WHAT YOU ARE ASKED TO DO: Reproduce the listing below exactly. Pictures do not belong in the copy.

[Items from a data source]
-*-
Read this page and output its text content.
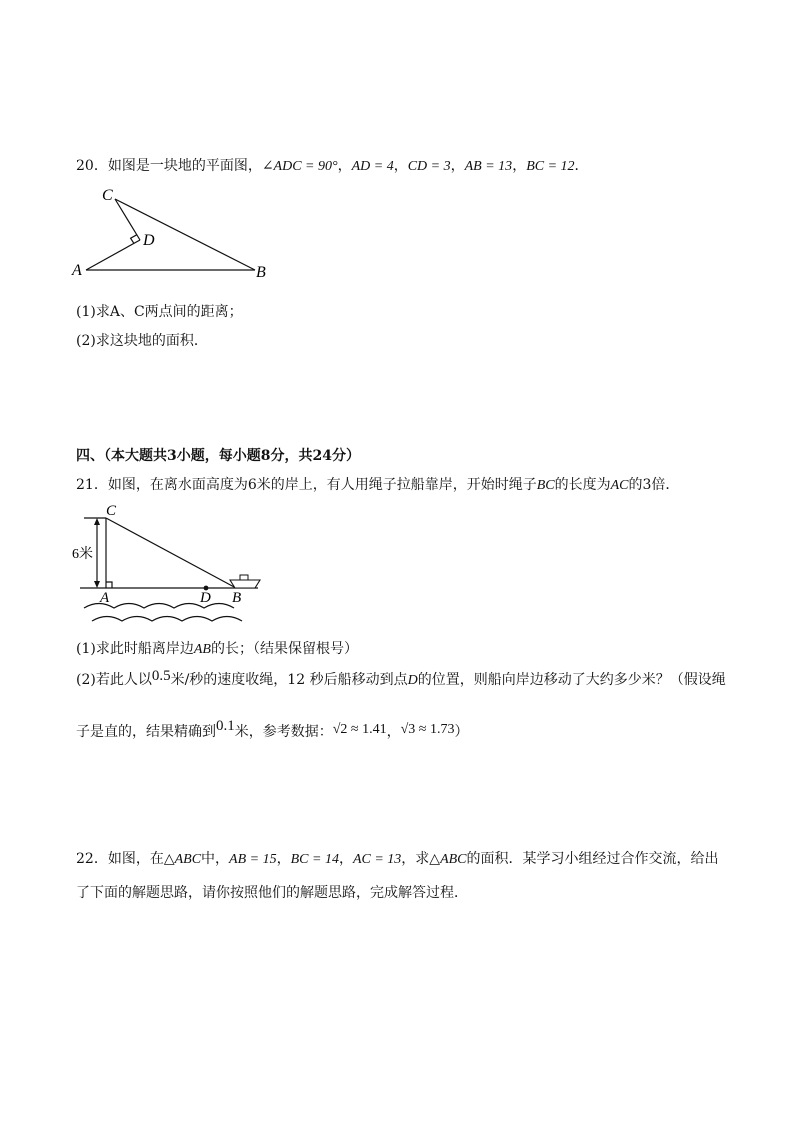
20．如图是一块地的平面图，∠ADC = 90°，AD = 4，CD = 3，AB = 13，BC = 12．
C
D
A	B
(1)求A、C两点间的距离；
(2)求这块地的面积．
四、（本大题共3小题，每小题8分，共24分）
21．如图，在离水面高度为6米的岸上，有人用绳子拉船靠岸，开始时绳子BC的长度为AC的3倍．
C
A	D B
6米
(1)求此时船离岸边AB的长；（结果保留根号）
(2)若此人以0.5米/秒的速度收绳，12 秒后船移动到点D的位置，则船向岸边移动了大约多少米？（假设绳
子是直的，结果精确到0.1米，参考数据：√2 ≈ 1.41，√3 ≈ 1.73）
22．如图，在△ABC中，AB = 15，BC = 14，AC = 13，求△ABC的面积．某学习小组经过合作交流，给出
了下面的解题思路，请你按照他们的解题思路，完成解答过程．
-*-
WRITTEN SOLUTION:
Read this page and output its text content.
20．如图是一块地的平面图，∠ADC = 90°，AD = 4，CD = 3，AB = 13，BC = 12．
C
D
A	B
(1)求A、C两点间的距离；
(2)求这块地的面积．
四、（本大题共3小题，每小题8分，共24分）
21．如图，在离水面高度为6米的岸上，有人用绳子拉船靠岸，开始时绳子BC的长度为AC的3倍．
C
A	D B
6米
(1)求此时船离岸边AB的长；（结果保留根号）
(2)若此人以0.5米/秒的速度收绳，12 秒后船移动到点D的位置，则船向岸边移动了大约多少米？（假设绳
子是直的，结果精确到0.1米，参考数据：√2 ≈ 1.41，√3 ≈ 1.73）
22．如图，在△ABC中，AB = 15，BC = 14，AC = 13，求△ABC的面积．某学习小组经过合作交流，给出
了下面的解题思路，请你按照他们的解题思路，完成解答过程．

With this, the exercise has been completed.